WHAT YOU SHOULD DO
Restate the complete material exactly.

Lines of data
* Begin *

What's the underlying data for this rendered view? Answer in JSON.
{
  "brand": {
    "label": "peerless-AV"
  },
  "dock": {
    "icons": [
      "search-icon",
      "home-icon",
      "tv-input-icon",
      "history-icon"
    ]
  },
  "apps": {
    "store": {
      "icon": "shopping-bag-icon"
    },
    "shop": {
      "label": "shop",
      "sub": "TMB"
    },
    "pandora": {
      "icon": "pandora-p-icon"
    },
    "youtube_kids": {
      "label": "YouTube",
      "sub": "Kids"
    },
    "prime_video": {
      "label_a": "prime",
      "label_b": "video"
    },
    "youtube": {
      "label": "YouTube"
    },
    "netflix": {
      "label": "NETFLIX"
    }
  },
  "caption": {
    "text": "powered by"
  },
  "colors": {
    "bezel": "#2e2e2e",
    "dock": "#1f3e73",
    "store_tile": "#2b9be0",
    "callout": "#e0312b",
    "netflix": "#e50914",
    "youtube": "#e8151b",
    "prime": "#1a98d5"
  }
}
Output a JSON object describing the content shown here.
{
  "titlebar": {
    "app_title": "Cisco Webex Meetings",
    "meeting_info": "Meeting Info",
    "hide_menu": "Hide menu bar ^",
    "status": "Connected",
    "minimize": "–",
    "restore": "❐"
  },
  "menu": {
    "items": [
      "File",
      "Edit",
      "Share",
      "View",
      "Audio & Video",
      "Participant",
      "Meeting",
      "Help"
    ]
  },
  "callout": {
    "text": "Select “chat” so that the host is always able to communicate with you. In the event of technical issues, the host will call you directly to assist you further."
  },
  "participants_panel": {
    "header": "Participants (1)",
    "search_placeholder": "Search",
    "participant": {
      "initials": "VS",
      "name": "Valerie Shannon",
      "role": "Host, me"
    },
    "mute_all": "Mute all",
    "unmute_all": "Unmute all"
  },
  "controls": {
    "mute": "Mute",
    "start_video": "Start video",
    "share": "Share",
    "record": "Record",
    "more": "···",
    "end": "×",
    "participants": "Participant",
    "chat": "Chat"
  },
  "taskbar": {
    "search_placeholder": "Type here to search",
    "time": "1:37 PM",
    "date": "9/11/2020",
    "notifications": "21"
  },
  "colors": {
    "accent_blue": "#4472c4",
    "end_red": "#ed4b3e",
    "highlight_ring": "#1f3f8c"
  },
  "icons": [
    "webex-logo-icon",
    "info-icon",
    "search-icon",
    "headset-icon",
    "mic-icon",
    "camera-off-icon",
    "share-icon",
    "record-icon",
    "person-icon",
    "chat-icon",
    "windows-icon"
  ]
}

* End *

ANSWER TO THIS PROBLEM
What's the underlying data for this rendered view? Answer in JSON.
{
  "brand": {
    "label": "peerless-AV"
  },
  "dock": {
    "icons": [
      "search-icon",
      "home-icon",
      "tv-input-icon",
      "history-icon"
    ]
  },
  "apps": {
    "store": {
      "icon": "shopping-bag-icon"
    },
    "shop": {
      "label": "shop",
      "sub": "TMB"
    },
    "pandora": {
      "icon": "pandora-p-icon"
    },
    "youtube_kids": {
      "label": "YouTube",
      "sub": "Kids"
    },
    "prime_video": {
      "label_a": "prime",
      "label_b": "video"
    },
    "youtube": {
      "label": "YouTube"
    },
    "netflix": {
      "label": "NETFLIX"
    }
  },
  "caption": {
    "text": "powered by"
  },
  "colors": {
    "bezel": "#2e2e2e",
    "dock": "#1f3e73",
    "store_tile": "#2b9be0",
    "callout": "#e0312b",
    "netflix": "#e50914",
    "youtube": "#e8151b",
    "prime": "#1a98d5"
  }
}
Output a JSON object describing the content shown here.
{
  "titlebar": {
    "app_title": "Cisco Webex Meetings",
    "meeting_info": "Meeting Info",
    "hide_menu": "Hide menu bar ^",
    "status": "Connected",
    "minimize": "–",
    "restore": "❐"
  },
  "menu": {
    "items": [
      "File",
      "Edit",
      "Share",
      "View",
      "Audio & Video",
      "Participant",
      "Meeting",
      "Help"
    ]
  },
  "callout": {
    "text": "Select “chat” so that the host is always able to communicate with you. In the event of technical issues, the host will call you directly to assist you further."
  },
  "participants_panel": {
    "header": "Participants (1)",
    "search_placeholder": "Search",
    "participant": {
      "initials": "VS",
      "name": "Valerie Shannon",
      "role": "Host, me"
    },
    "mute_all": "Mute all",
    "unmute_all": "Unmute all"
  },
  "controls": {
    "mute": "Mute",
    "start_video": "Start video",
    "share": "Share",
    "record": "Record",
    "more": "···",
    "end": "×",
    "participants": "Participant",
    "chat": "Chat"
  },
  "taskbar": {
    "search_placeholder": "Type here to search",
    "time": "1:37 PM",
    "date": "9/11/2020",
    "notifications": "21"
  },
  "colors": {
    "accent_blue": "#4472c4",
    "end_red": "#ed4b3e",
    "highlight_ring": "#1f3f8c"
  },
  "icons": [
    "webex-logo-icon",
    "info-icon",
    "search-icon",
    "headset-icon",
    "mic-icon",
    "camera-off-icon",
    "share-icon",
    "record-icon",
    "person-icon",
    "chat-icon",
    "windows-icon"
  ]
}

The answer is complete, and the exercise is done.